┌─ Document segment
Virgin Orbit successfully completes final captive carry flight
Virgin Orbit has completed a successful captive carry flight, taking the company one step closer to launching small satellites into space and improving everyone’s access to data around the globe.
The flight was a complete end-to-end rehearsal for their first launch flight. This is a huge moment as it marks the last major test in their development programme before their launch demonstration.
Virgin Orbit’s 747 Cosmic Girl took off on Sunday with a fuelled LauncherOne rocket for the cryogenic captive carry test. They completed a pull-up manoeuvre and simulated drop of LauncherOne (their rocket that will launch at 35,000ft from Cosmic Girl, taking satellites into orbit).
Small satellites have huge potential to change people’s lives for the better. They connect us to each other, help us understand the world around us, keep us safe, grow the world’s economies, and expand the limits of human knowledge.
└─
Work order A -
According to the captive carry flight article, at what altitude will LauncherOne launch from Cosmic Girl?
Work order B -
Continue the captive carry flight article, starting after its final sentence.
None of the items on this page are needed.
┌─ Data listing
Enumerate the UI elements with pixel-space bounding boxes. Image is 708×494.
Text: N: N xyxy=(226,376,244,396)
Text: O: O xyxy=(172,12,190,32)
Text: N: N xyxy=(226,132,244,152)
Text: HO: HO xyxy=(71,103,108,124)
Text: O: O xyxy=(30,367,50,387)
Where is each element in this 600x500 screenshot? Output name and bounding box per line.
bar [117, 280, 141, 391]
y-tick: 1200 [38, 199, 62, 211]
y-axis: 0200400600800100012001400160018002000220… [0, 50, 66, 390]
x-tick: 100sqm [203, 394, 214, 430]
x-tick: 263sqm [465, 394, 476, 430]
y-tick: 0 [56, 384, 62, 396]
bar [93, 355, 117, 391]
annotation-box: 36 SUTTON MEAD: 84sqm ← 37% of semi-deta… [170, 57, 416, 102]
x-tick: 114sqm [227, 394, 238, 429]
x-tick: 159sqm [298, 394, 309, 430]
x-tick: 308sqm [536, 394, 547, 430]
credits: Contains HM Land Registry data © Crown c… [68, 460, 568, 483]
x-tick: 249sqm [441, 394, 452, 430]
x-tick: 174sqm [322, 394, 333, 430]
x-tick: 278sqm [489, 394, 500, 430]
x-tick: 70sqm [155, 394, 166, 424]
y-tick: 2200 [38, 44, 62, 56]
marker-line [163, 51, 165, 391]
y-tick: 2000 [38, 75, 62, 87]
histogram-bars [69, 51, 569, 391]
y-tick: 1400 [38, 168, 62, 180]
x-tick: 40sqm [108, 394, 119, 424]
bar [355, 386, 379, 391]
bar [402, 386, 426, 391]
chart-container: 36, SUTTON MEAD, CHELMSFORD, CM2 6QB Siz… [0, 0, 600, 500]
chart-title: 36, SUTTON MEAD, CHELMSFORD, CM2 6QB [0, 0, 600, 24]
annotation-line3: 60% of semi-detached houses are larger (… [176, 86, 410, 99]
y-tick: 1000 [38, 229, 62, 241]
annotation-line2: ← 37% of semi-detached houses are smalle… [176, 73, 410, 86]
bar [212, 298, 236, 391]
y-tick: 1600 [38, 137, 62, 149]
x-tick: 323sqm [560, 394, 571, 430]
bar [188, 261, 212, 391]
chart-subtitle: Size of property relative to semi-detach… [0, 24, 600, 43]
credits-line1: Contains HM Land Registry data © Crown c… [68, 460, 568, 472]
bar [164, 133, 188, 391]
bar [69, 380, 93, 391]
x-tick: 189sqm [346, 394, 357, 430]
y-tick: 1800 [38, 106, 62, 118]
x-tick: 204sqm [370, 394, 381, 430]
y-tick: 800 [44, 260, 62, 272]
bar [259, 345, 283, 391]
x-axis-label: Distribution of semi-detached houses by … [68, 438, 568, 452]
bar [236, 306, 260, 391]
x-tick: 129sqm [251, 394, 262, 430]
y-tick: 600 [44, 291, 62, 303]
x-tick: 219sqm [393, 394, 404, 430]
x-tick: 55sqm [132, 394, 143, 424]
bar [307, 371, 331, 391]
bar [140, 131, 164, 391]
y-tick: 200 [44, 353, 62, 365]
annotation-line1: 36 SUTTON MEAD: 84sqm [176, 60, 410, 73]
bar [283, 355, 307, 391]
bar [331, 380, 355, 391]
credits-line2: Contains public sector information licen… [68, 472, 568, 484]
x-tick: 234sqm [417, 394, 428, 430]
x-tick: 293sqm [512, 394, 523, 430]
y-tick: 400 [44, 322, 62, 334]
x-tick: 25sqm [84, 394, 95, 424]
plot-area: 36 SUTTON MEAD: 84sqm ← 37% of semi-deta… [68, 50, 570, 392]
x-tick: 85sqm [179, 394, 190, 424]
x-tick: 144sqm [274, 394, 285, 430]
└─
Exercise response A -
At 35,000ft.

Exercise response B -
In recent years, satellites have gotten smaller and cheaper but launching them can still be a challenge, as often they are forced to rideshare on larger rockets with primary payloads, meaning they have little control over their schedule or orbital destination. Enter Virgin Orbit. Like the satellites their customers are flying,their launch system is light, fast, flexible, and affordable.
Virgin Orbit’s work is deemed essential service, allowing some of the team to continue working in their factory at Long Beach in California even as up to 90 per cent of the company’s staff works remotely. As an aerospace company, the team is used to using Personal Protective Equipment and thinking about how to keep people safe.
The team have also been working on designing and developing a bridge ventilator to help in the fight against the coronavirus pandemic.